Exercise prompt: Search the data below for the string "from". Extract every line that contains it.

* start *

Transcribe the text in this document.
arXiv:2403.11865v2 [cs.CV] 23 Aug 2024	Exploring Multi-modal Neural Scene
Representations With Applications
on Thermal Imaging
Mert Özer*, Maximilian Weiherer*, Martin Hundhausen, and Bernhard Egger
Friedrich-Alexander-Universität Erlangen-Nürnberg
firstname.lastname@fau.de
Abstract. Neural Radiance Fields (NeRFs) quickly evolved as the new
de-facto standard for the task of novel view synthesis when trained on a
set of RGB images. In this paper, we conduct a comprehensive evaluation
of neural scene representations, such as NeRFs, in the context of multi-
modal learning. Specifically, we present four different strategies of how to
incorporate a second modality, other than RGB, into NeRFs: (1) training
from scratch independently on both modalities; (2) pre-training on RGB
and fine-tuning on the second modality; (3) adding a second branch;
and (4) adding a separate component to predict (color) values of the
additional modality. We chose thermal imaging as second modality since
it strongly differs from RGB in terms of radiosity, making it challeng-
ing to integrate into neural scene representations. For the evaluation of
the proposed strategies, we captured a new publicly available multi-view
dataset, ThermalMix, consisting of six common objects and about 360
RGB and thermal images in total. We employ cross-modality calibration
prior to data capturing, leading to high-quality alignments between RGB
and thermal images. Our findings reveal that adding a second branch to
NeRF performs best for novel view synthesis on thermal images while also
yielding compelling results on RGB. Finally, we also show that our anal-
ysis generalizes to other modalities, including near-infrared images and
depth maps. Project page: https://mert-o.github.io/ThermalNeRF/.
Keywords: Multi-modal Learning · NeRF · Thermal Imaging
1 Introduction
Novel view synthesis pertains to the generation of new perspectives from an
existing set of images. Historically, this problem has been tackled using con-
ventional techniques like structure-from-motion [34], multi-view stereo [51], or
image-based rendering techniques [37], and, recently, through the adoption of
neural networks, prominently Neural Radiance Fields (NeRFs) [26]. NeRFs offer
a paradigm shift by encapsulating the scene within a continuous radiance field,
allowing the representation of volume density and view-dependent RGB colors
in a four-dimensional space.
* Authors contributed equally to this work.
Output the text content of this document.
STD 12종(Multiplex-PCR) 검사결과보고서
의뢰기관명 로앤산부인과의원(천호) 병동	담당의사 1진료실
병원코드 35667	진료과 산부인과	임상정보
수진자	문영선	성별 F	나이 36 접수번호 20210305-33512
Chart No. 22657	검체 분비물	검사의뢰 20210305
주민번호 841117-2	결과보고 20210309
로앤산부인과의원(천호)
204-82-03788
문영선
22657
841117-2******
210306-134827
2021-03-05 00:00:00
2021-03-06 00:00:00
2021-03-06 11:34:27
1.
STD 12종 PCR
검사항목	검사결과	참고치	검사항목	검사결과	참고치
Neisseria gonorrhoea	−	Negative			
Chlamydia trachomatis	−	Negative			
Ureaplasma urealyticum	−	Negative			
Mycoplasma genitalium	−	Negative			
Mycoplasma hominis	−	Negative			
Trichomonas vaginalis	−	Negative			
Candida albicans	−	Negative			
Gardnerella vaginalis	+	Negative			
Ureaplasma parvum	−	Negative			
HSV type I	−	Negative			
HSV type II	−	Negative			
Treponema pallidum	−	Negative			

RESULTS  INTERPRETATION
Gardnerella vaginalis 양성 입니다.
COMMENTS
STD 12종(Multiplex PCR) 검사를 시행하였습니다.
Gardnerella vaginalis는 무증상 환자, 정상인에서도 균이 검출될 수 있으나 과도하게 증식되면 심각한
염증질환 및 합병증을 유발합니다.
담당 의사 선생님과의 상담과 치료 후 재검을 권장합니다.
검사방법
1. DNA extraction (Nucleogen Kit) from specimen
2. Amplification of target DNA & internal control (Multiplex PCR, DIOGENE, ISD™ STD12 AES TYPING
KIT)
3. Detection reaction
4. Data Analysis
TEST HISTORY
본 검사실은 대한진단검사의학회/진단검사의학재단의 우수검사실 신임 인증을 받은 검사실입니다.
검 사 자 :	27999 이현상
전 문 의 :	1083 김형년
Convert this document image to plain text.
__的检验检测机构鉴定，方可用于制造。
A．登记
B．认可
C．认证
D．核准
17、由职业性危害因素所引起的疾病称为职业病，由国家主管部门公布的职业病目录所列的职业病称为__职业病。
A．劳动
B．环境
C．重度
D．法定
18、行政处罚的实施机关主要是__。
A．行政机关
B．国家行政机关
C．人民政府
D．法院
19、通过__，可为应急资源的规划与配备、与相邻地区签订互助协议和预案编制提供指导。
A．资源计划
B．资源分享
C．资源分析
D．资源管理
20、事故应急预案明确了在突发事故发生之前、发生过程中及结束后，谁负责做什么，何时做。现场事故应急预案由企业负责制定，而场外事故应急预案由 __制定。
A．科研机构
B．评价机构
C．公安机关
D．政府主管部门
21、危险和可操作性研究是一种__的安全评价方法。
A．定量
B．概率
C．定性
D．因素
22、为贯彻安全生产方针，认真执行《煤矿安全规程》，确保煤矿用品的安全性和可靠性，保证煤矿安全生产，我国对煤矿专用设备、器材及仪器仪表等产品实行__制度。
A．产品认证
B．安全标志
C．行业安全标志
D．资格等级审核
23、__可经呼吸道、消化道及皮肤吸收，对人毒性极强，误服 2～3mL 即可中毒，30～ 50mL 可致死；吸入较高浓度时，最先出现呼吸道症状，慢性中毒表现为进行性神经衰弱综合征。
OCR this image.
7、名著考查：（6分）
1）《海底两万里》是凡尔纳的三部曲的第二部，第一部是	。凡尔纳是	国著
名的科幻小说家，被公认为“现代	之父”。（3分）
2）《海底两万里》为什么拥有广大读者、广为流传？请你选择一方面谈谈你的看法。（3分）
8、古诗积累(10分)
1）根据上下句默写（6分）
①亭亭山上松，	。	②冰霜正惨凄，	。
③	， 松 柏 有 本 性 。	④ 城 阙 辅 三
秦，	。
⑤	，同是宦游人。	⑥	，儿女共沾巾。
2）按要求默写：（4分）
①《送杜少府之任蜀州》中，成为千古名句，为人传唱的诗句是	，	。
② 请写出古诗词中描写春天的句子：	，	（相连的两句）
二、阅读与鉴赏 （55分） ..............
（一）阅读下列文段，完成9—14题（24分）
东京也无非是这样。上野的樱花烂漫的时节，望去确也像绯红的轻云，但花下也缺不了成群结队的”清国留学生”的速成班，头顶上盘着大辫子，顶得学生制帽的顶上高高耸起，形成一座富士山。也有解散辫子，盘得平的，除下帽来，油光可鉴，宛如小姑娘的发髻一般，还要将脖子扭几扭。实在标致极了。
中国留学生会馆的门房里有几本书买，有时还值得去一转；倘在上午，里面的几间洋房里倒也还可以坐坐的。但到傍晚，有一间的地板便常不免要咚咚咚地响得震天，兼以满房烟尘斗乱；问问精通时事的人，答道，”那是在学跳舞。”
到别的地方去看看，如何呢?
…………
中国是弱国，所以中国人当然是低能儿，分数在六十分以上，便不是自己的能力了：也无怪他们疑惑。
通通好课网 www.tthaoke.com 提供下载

* end *

Output of the task:
from scratch independently on both modalities; (2) pre-training on RGB
it strongly differs from RGB in terms of radiosity, making it challeng-
Novel view synthesis pertains to the generation of new perspectives from an
ventional techniques like structure-from-motion [34], multi-view stereo [51], or
1. DNA extraction (Nucleogen Kit) from specimen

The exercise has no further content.